— begin Supplied records —

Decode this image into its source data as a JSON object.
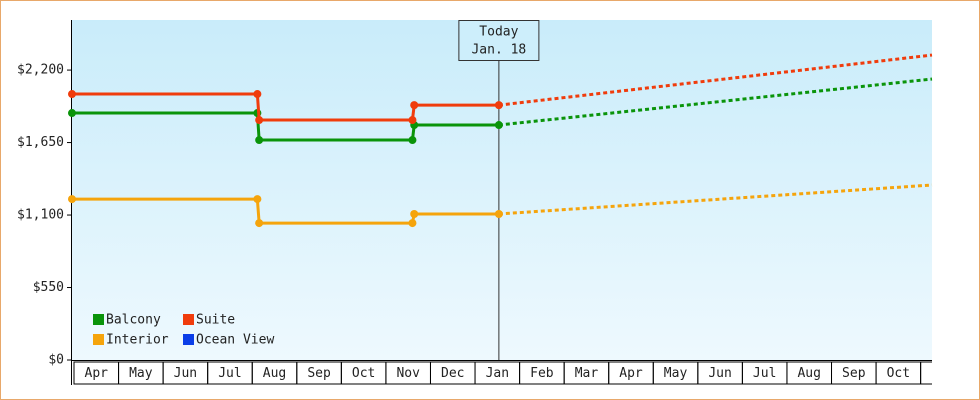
{
  "chart_data": {
    "type": "line",
    "categories": [
      "Apr",
      "May",
      "Jun",
      "Jul",
      "Aug",
      "Sep",
      "Oct",
      "Nov",
      "Dec",
      "Jan",
      "Feb",
      "Mar",
      "Apr",
      "May",
      "Jun",
      "Jul",
      "Aug",
      "Sep",
      "Oct"
    ],
    "x": [
      0,
      4.16,
      4.2,
      7.64,
      7.68,
      9.58,
      19.3
    ],
    "xlim": [
      0,
      19.3
    ],
    "ylim": [
      0,
      2580
    ],
    "yticks": [
      {
        "value": 0,
        "label": "$0"
      },
      {
        "value": 550,
        "label": "$550"
      },
      {
        "value": 1100,
        "label": "$1,100"
      },
      {
        "value": 1650,
        "label": "$1,650"
      },
      {
        "value": 2200,
        "label": "$2,200"
      }
    ],
    "today": {
      "x": 9.58,
      "label": "Today",
      "date": "Jan. 18"
    },
    "series": [
      {
        "name": "Balcony",
        "color": "#0a940a",
        "values": [
          1874,
          1874,
          1669,
          1669,
          1783,
          1783,
          2132
        ]
      },
      {
        "name": "Suite",
        "color": "#f03c0c",
        "values": [
          2018,
          2018,
          1821,
          1821,
          1934,
          1934,
          2314
        ]
      },
      {
        "name": "Interior",
        "color": "#f5a40c",
        "values": [
          1221,
          1221,
          1039,
          1039,
          1108,
          1108,
          1328
        ]
      },
      {
        "name": "Ocean View",
        "color": "#0b3ee8",
        "values": [
          null,
          null,
          null,
          null,
          null,
          null,
          null
        ]
      }
    ]
  }
}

— end Supplied records —

** Your goal **
Pull out each line containing the word "name" and copy it.

** Answer to this exercise **
        "name": "Balcony",
        "name": "Suite",
        "name": "Interior",
        "name": "Ocean View",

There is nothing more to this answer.